#### Dataset records:
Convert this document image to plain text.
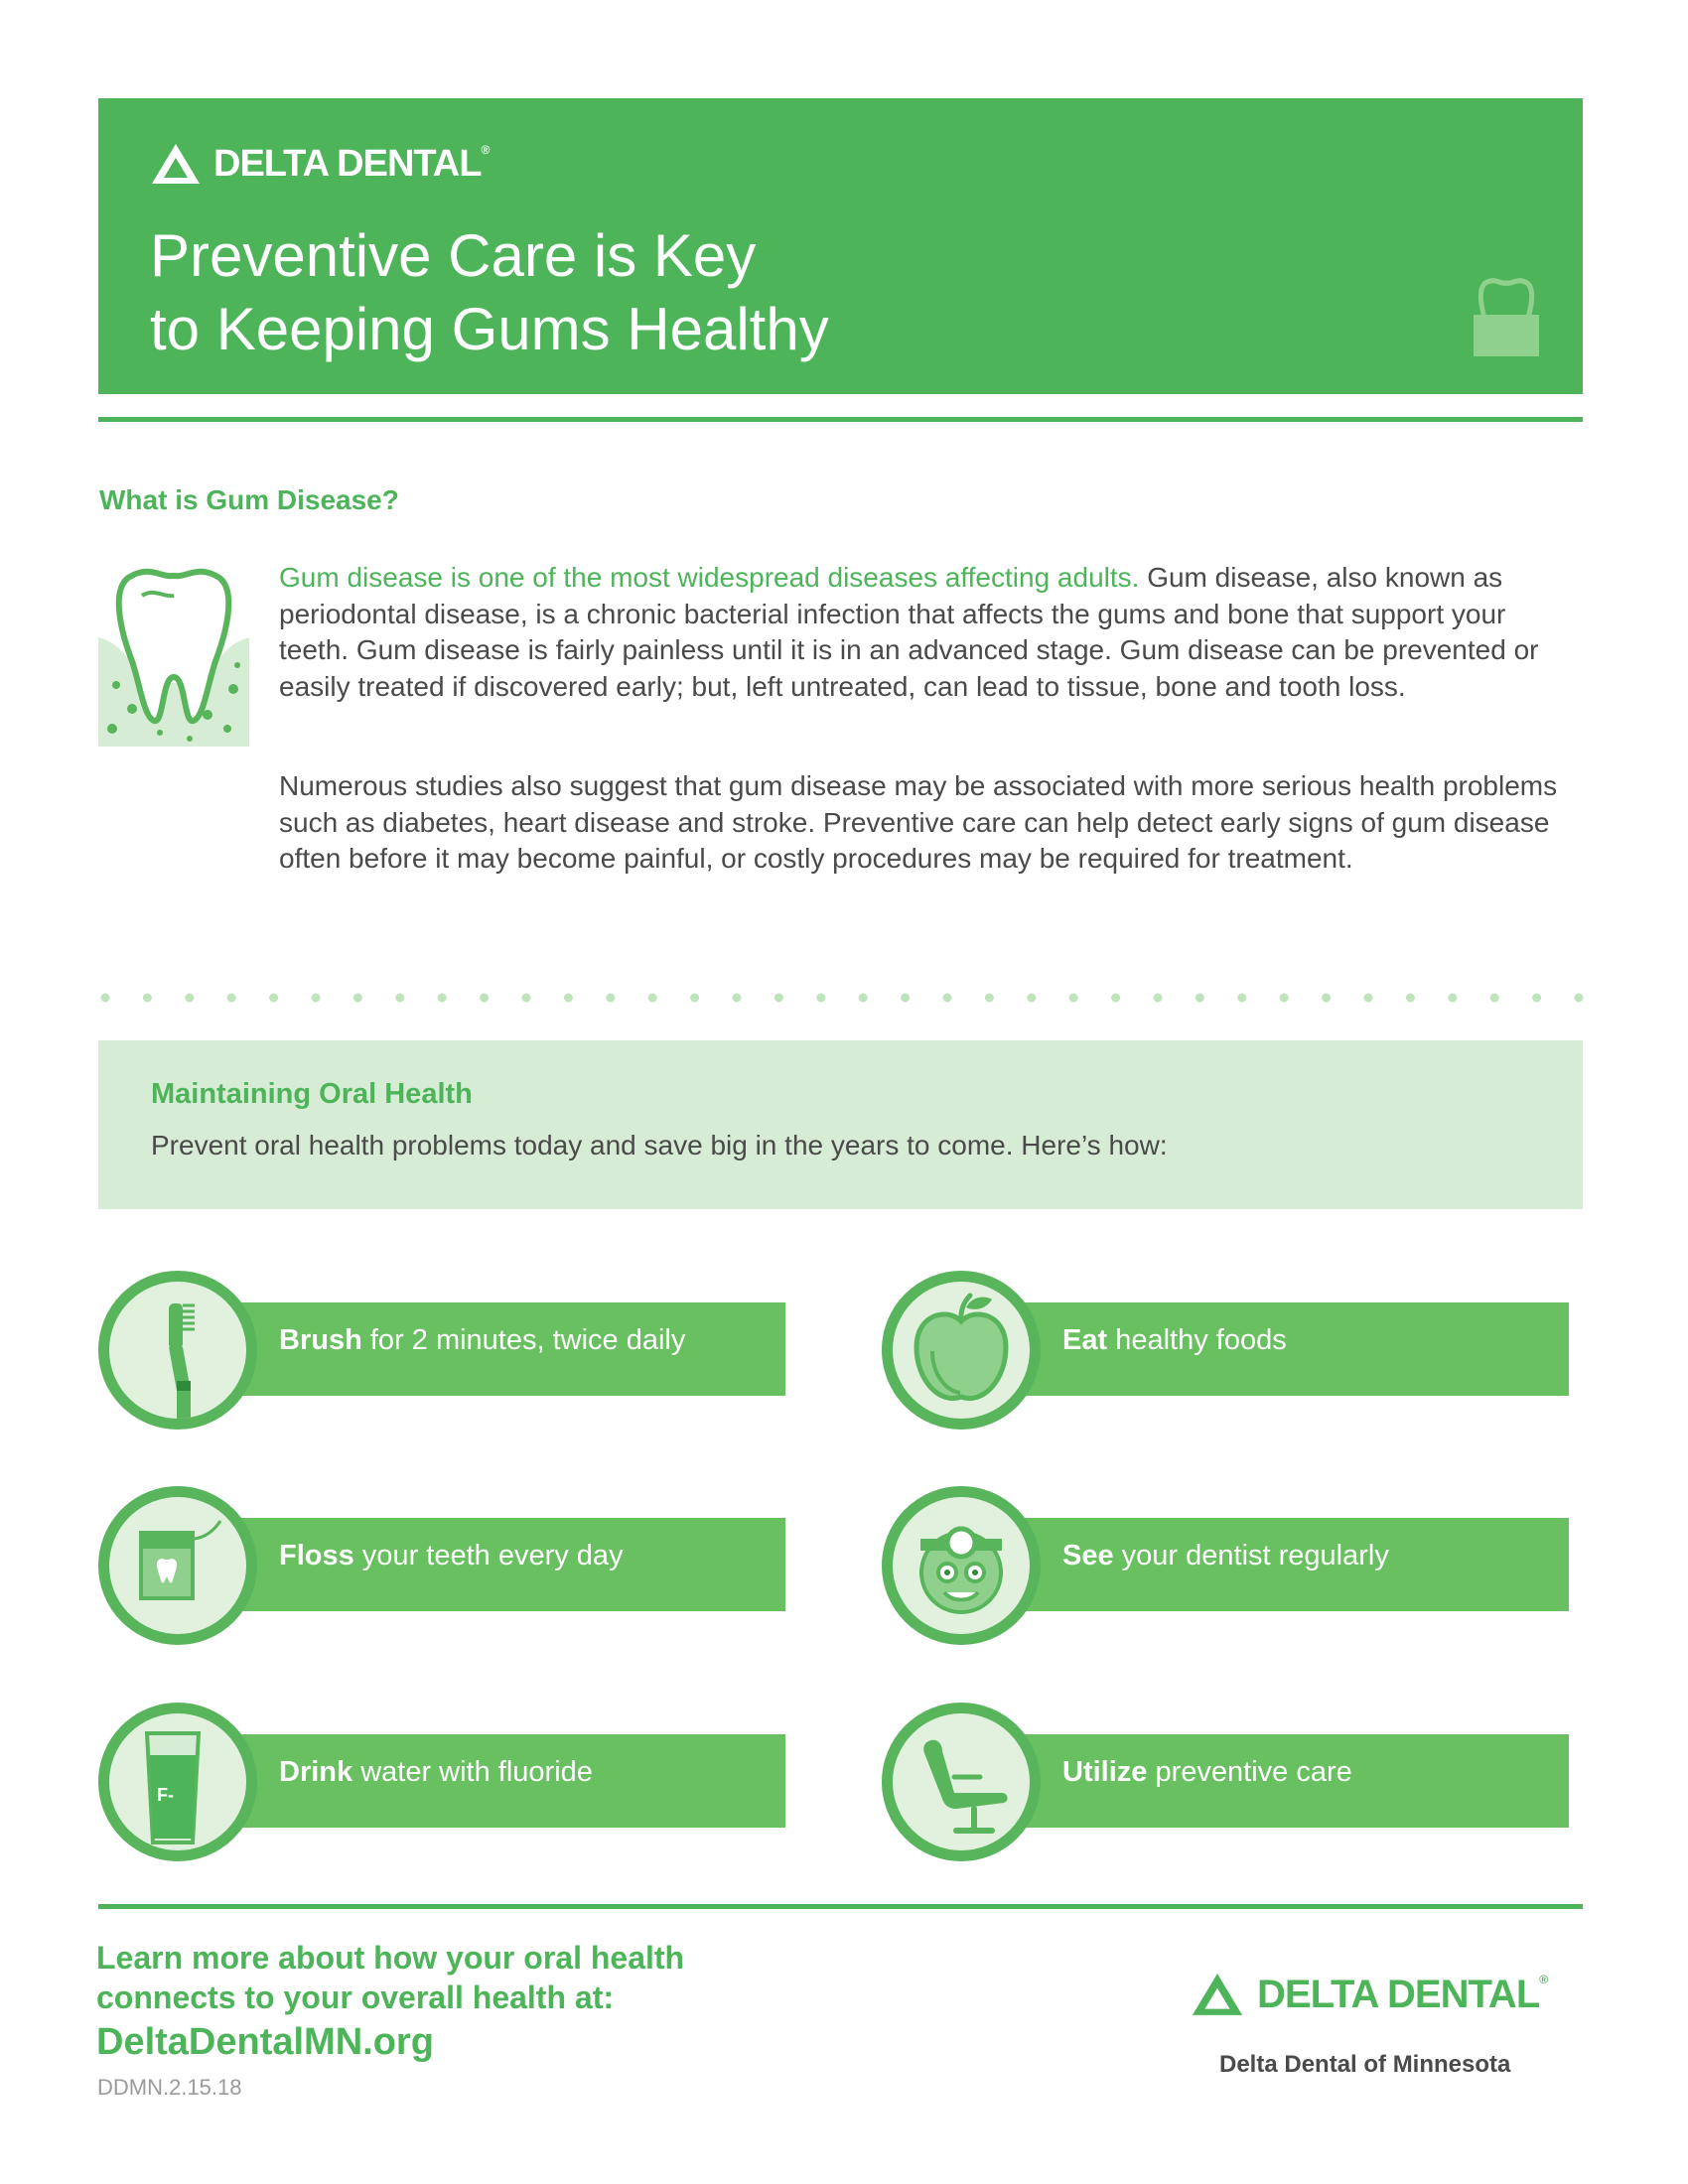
DELTA DENTAL®
Preventive Care is Key
to Keeping Gums Healthy
What is Gum Disease?

Gum disease is one of the most widespread diseases affecting adults. Gum disease, also known as periodontal disease, is a chronic bacterial infection that affects the gums and bone that support your teeth. Gum disease is fairly painless until it is in an advanced stage. Gum disease can be prevented or easily treated if discovered early; but, left untreated, can lead to tissue, bone and tooth loss.

Numerous studies also suggest that gum disease may be associated with more serious health problems such as diabetes, heart disease and stroke. Preventive care can help detect early signs of gum disease often before it may become painful, or costly procedures may be required for treatment.

Maintaining Oral Health
Prevent oral health problems today and save big in the years to come. Here’s how:
Brush for 2 minutes, twice daily	Eat healthy foods
Floss your teeth every day	See your dentist regularly
F-
Drink water with fluoride	Utilize preventive care
Learn more about how your oral health connects to your overall health at:
DeltaDentalMN.org
DDMN.2.15.18
DELTA DENTAL®
Delta Dental of Minnesota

#### Exercise requirements:
Reproduce the full listing faithfully, but do not carry over any pictures.

#### Task solution:
Convert this document image to plain text.
DELTA DENTAL®
Preventive Care is Key
to Keeping Gums Healthy
What is Gum Disease?

Gum disease is one of the most widespread diseases affecting adults. Gum disease, also known as periodontal disease, is a chronic bacterial infection that affects the gums and bone that support your teeth. Gum disease is fairly painless until it is in an advanced stage. Gum disease can be prevented or easily treated if discovered early; but, left untreated, can lead to tissue, bone and tooth loss.

Numerous studies also suggest that gum disease may be associated with more serious health problems such as diabetes, heart disease and stroke. Preventive care can help detect early signs of gum disease often before it may become painful, or costly procedures may be required for treatment.

Maintaining Oral Health
Prevent oral health problems today and save big in the years to come. Here’s how:
Brush for 2 minutes, twice daily	Eat healthy foods
Floss your teeth every day	See your dentist regularly
F-
Drink water with fluoride	Utilize preventive care
Learn more about how your oral health connects to your overall health at:
DeltaDentalMN.org
DDMN.2.15.18
DELTA DENTAL®
Delta Dental of Minnesota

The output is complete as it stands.